(Stored records)
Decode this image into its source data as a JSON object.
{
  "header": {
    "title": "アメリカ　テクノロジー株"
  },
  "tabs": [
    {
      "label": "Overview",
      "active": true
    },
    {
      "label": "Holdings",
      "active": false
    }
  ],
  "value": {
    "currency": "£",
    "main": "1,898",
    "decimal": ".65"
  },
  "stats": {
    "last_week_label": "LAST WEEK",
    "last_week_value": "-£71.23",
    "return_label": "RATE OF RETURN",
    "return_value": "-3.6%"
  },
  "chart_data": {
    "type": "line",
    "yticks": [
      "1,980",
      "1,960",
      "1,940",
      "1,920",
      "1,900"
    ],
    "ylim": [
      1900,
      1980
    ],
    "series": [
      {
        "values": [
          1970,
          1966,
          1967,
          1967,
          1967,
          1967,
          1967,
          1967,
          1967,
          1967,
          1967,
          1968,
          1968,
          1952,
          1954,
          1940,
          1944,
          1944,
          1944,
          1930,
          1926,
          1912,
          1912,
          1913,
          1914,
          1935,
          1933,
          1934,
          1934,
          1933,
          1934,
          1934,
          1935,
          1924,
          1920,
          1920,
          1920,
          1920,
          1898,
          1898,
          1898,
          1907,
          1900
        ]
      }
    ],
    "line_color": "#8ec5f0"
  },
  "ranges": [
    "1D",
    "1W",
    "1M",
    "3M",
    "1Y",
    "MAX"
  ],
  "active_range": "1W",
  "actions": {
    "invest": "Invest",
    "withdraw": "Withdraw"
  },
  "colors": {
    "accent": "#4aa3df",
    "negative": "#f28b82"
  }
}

...

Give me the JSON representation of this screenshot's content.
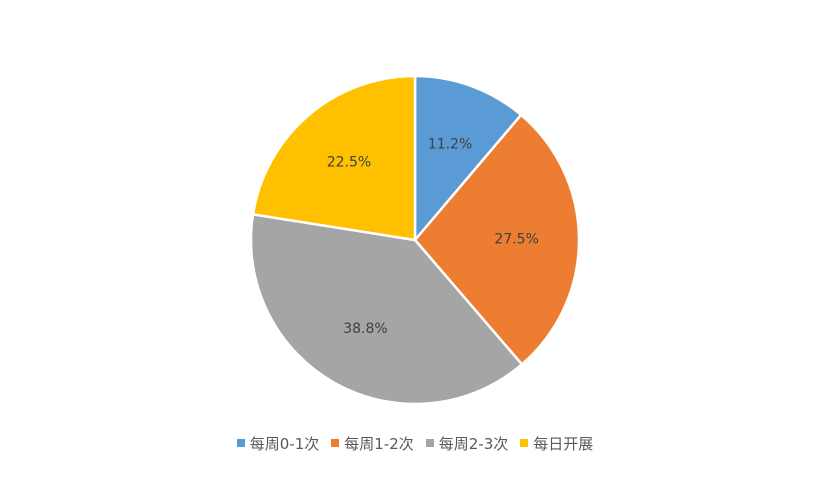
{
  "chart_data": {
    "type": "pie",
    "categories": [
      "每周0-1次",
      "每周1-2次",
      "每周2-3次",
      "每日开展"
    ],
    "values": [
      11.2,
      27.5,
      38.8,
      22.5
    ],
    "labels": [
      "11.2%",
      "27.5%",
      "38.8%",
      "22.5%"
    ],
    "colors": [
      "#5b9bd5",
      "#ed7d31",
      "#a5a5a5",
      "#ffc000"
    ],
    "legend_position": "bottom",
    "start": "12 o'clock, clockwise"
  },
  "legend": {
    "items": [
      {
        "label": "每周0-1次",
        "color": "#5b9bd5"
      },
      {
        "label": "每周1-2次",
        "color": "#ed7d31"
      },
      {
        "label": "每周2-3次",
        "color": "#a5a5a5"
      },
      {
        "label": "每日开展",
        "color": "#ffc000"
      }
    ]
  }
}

**Work to do**
Lines containing the word "this" are to be counted in the listing; state their number alone.

**Full answer**
2